Given task
Exactly reproduce all the records, keeping pictures out of the copy.

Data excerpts
▬▬▬▬▬▬

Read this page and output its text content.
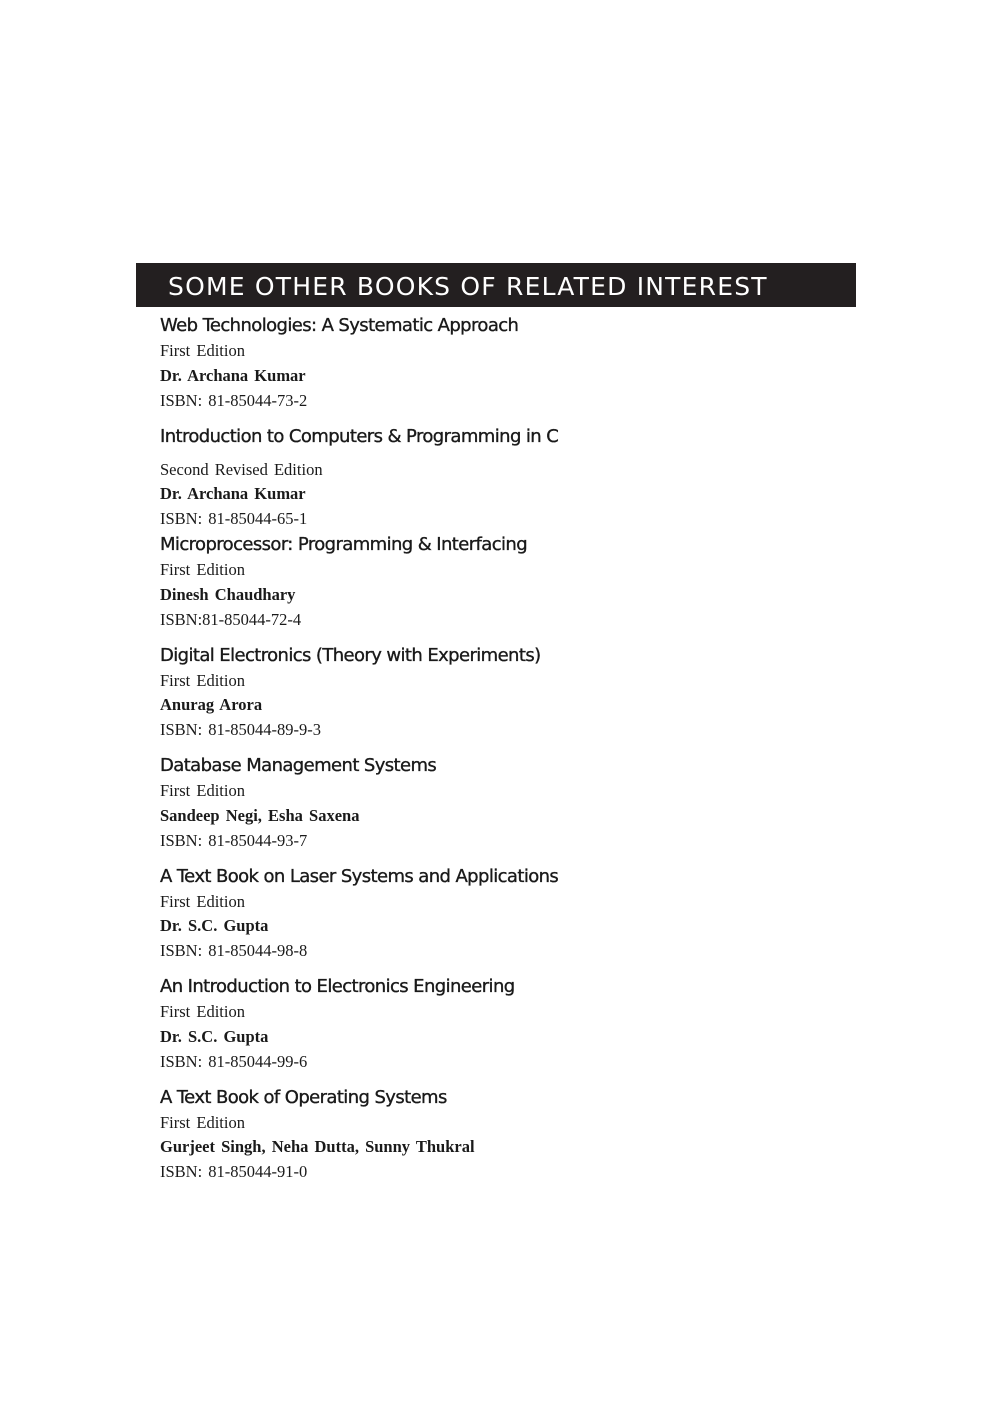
SOME OTHER BOOKS OF RELATED INTEREST
Web Technologies: A Systematic Approach
First Edition
Dr. Archana Kumar
ISBN: 81-85044-73-2
Introduction to Computers & Programming in C
Second Revised Edition
Dr. Archana Kumar
ISBN: 81-85044-65-1
Microprocessor: Programming & Interfacing
First Edition
Dinesh Chaudhary
ISBN:81-85044-72-4
Digital Electronics (Theory with Experiments)
First Edition
Anurag Arora
ISBN: 81-85044-89-9-3
Database Management Systems
First Edition
Sandeep Negi, Esha Saxena
ISBN: 81-85044-93-7
A Text Book on Laser Systems and Applications
First Edition
Dr. S.C. Gupta
ISBN: 81-85044-98-8
An Introduction to Electronics Engineering
First Edition
Dr. S.C. Gupta
ISBN: 81-85044-99-6
A Text Book of Operating Systems
First Edition
Gurjeet Singh, Neha Dutta, Sunny Thukral
ISBN: 81-85044-91-0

▬▬▬▬▬▬

Exercise response
Read this page and output its text content.
SOME OTHER BOOKS OF RELATED INTEREST
Web Technologies: A Systematic Approach
First Edition
Dr. Archana Kumar
ISBN: 81-85044-73-2
Introduction to Computers & Programming in C
Second Revised Edition
Dr. Archana Kumar
ISBN: 81-85044-65-1
Microprocessor: Programming & Interfacing
First Edition
Dinesh Chaudhary
ISBN:81-85044-72-4
Digital Electronics (Theory with Experiments)
First Edition
Anurag Arora
ISBN: 81-85044-89-9-3
Database Management Systems
First Edition
Sandeep Negi, Esha Saxena
ISBN: 81-85044-93-7
A Text Book on Laser Systems and Applications
First Edition
Dr. S.C. Gupta
ISBN: 81-85044-98-8
An Introduction to Electronics Engineering
First Edition
Dr. S.C. Gupta
ISBN: 81-85044-99-6
A Text Book of Operating Systems
First Edition
Gurjeet Singh, Neha Dutta, Sunny Thukral
ISBN: 81-85044-91-0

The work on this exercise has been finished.